Work required
Pick every line from the data that holds the word "JSON".
* start Record extracts *
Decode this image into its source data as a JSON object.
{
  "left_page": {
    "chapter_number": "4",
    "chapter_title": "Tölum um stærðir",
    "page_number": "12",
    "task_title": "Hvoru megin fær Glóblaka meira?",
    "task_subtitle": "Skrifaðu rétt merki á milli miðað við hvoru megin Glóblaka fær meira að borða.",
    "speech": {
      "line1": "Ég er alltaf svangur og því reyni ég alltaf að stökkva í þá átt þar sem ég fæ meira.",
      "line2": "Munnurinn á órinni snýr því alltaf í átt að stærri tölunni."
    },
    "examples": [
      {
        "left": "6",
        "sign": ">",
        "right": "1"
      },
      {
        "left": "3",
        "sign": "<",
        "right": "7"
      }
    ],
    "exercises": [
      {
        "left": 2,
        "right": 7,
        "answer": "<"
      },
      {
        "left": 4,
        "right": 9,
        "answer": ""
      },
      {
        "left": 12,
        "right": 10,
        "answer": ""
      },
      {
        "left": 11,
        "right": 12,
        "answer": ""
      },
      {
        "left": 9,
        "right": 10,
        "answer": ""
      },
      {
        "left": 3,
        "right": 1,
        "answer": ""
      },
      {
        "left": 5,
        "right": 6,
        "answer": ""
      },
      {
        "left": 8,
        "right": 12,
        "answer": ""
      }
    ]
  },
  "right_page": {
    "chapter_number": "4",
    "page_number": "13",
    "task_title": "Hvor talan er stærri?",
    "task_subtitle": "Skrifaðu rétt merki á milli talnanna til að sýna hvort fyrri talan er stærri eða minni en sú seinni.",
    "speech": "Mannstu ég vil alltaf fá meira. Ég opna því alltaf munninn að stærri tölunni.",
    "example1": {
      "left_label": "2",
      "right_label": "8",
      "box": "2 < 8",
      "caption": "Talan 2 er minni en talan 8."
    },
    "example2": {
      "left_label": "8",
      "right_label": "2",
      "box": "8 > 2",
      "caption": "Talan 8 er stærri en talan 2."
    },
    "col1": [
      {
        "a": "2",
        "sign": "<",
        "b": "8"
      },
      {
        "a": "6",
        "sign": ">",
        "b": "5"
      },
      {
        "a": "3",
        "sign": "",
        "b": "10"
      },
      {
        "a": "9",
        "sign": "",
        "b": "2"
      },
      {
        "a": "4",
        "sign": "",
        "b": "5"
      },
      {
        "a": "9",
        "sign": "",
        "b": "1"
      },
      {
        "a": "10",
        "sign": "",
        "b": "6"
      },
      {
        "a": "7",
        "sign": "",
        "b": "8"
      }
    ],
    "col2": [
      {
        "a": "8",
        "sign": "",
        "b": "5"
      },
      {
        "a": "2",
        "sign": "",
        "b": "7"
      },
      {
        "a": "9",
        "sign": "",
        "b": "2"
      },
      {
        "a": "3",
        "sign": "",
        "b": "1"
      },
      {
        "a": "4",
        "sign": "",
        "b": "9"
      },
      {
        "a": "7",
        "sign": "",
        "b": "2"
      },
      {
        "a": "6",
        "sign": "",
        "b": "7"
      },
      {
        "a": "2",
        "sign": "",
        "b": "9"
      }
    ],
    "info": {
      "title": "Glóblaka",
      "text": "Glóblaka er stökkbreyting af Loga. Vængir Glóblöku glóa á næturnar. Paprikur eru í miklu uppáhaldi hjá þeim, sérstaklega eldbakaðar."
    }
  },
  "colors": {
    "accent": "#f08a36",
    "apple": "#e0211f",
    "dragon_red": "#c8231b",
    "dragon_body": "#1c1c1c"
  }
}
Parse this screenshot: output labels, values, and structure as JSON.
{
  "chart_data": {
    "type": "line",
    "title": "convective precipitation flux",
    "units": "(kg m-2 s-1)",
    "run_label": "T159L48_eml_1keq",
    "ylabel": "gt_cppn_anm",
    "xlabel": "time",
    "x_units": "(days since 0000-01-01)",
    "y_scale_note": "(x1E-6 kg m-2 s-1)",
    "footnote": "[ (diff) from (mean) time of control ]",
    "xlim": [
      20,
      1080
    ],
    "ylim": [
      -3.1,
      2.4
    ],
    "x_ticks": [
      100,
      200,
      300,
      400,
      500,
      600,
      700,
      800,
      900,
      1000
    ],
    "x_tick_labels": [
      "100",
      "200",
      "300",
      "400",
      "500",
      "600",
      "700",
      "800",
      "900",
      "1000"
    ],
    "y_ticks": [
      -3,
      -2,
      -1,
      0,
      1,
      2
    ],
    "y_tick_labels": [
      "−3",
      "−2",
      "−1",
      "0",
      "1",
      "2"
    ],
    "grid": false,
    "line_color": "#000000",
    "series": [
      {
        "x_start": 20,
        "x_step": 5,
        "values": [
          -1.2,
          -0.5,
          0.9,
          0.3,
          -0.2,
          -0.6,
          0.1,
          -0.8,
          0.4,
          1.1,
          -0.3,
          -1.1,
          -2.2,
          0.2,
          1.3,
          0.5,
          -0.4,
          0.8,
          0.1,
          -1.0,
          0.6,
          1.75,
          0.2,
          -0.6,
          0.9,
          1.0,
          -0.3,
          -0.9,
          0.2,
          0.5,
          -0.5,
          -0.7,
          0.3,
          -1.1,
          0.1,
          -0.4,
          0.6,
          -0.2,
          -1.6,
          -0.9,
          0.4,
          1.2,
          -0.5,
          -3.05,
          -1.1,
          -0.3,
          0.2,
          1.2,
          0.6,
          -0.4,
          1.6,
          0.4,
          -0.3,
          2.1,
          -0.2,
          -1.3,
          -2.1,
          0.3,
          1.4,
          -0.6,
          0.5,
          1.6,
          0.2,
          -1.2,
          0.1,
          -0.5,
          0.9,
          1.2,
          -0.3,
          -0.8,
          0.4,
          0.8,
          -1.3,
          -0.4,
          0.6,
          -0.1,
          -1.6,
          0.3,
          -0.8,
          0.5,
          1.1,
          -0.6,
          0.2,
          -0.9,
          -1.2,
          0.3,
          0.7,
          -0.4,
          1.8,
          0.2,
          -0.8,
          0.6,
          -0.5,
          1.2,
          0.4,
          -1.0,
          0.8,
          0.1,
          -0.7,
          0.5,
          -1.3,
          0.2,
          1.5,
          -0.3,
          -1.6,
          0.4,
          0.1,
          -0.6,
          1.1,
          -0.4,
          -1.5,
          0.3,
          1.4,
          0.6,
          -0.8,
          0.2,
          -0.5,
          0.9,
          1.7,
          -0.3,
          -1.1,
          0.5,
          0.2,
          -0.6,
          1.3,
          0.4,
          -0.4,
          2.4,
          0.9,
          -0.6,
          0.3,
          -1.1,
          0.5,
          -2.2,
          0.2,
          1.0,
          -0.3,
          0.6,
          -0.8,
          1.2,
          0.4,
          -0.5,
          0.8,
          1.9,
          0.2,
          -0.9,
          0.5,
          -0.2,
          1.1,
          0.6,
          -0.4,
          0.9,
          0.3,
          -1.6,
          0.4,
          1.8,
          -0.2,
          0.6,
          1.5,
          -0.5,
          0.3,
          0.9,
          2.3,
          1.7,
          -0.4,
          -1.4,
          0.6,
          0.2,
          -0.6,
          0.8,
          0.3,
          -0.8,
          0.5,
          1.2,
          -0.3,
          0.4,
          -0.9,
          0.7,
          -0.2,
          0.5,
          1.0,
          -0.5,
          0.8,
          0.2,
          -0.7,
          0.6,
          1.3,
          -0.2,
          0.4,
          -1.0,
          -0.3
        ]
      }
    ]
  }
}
* end Record extracts *
Result
Decode this image into its source data as a JSON object.
Parse this screenshot: output labels, values, and structure as JSON.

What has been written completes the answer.